DATA TO PROCESS:
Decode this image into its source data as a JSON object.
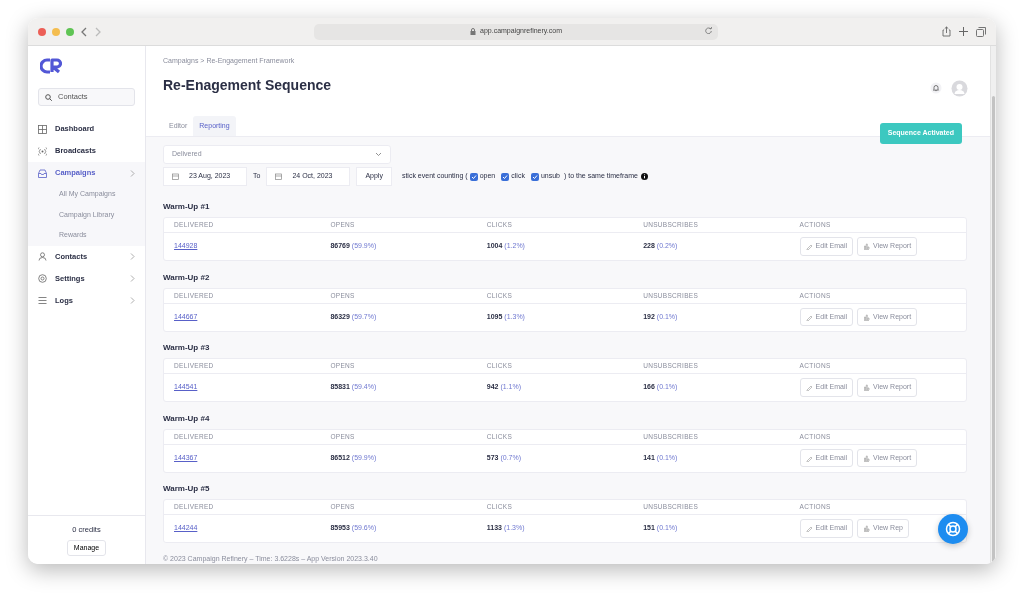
{
  "browser": {
    "url": "app.campaignrefinery.com"
  },
  "sidebar": {
    "search": {
      "placeholder": "Contacts"
    },
    "items": [
      {
        "label": "Dashboard",
        "kind": "link",
        "selected": false
      },
      {
        "label": "Broadcasts",
        "kind": "link",
        "selected": false
      },
      {
        "label": "Campaigns",
        "kind": "group",
        "selected": true,
        "children": [
          {
            "label": "All My Campaigns"
          },
          {
            "label": "Campaign Library"
          },
          {
            "label": "Rewards"
          }
        ]
      },
      {
        "label": "Contacts",
        "kind": "group",
        "selected": false
      },
      {
        "label": "Settings",
        "kind": "group",
        "selected": false
      },
      {
        "label": "Logs",
        "kind": "group",
        "selected": false
      }
    ],
    "credits": "0 credits",
    "manage": "Manage"
  },
  "breadcrumb": "Campaigns > Re-Engagement Framework",
  "title": "Re-Enagement Sequence",
  "tabs": [
    {
      "label": "Editor",
      "selected": false
    },
    {
      "label": "Reporting",
      "selected": true
    }
  ],
  "status_button": "Sequence Activated",
  "filter": {
    "metric": "Delivered",
    "from": "23 Aug, 2023",
    "to_label": "To",
    "to": "24 Oct, 2023",
    "apply": "Apply",
    "stick_prefix": "stick event counting (",
    "options": [
      {
        "label": "open",
        "checked": true
      },
      {
        "label": "click",
        "checked": true
      },
      {
        "label": "unsub",
        "checked": true
      }
    ],
    "stick_suffix": ") to the same timeframe"
  },
  "sections": [
    {
      "title": "Warm-Up #1",
      "columns": [
        "DELIVERED",
        "OPENS",
        "CLICKS",
        "UNSUBSCRIBES",
        "ACTIONS"
      ],
      "delivered": "144928",
      "opens": "86769",
      "opens_rate": "(59.9%)",
      "clicks": "1004",
      "clicks_rate": "(1.2%)",
      "unsubscribes": "228",
      "unsubscribes_rate": "(0.2%)",
      "actions": [
        "Edit Email",
        "View Report"
      ]
    },
    {
      "title": "Warm-Up #2",
      "columns": [
        "DELIVERED",
        "OPENS",
        "CLICKS",
        "UNSUBSCRIBES",
        "ACTIONS"
      ],
      "delivered": "144667",
      "opens": "86329",
      "opens_rate": "(59.7%)",
      "clicks": "1095",
      "clicks_rate": "(1.3%)",
      "unsubscribes": "192",
      "unsubscribes_rate": "(0.1%)",
      "actions": [
        "Edit Email",
        "View Report"
      ]
    },
    {
      "title": "Warm-Up #3",
      "columns": [
        "DELIVERED",
        "OPENS",
        "CLICKS",
        "UNSUBSCRIBES",
        "ACTIONS"
      ],
      "delivered": "144541",
      "opens": "85831",
      "opens_rate": "(59.4%)",
      "clicks": "942",
      "clicks_rate": "(1.1%)",
      "unsubscribes": "166",
      "unsubscribes_rate": "(0.1%)",
      "actions": [
        "Edit Email",
        "View Report"
      ]
    },
    {
      "title": "Warm-Up #4",
      "columns": [
        "DELIVERED",
        "OPENS",
        "CLICKS",
        "UNSUBSCRIBES",
        "ACTIONS"
      ],
      "delivered": "144367",
      "opens": "86512",
      "opens_rate": "(59.9%)",
      "clicks": "573",
      "clicks_rate": "(0.7%)",
      "unsubscribes": "141",
      "unsubscribes_rate": "(0.1%)",
      "actions": [
        "Edit Email",
        "View Report"
      ]
    },
    {
      "title": "Warm-Up #5",
      "columns": [
        "DELIVERED",
        "OPENS",
        "CLICKS",
        "UNSUBSCRIBES",
        "ACTIONS"
      ],
      "delivered": "144244",
      "opens": "85953",
      "opens_rate": "(59.6%)",
      "clicks": "1133",
      "clicks_rate": "(1.3%)",
      "unsubscribes": "151",
      "unsubscribes_rate": "(0.1%)",
      "actions": [
        "Edit Email",
        "View Rep"
      ]
    }
  ],
  "footer": "© 2023 Campaign Refinery – Time: 3.6228s – App Version 2023.3.40"
}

PROMPT:
Reproduce each line of the material containing the word "Contacts".

OUTPUT OF THE TASK:
      "placeholder": "Contacts"
        "label": "Contacts",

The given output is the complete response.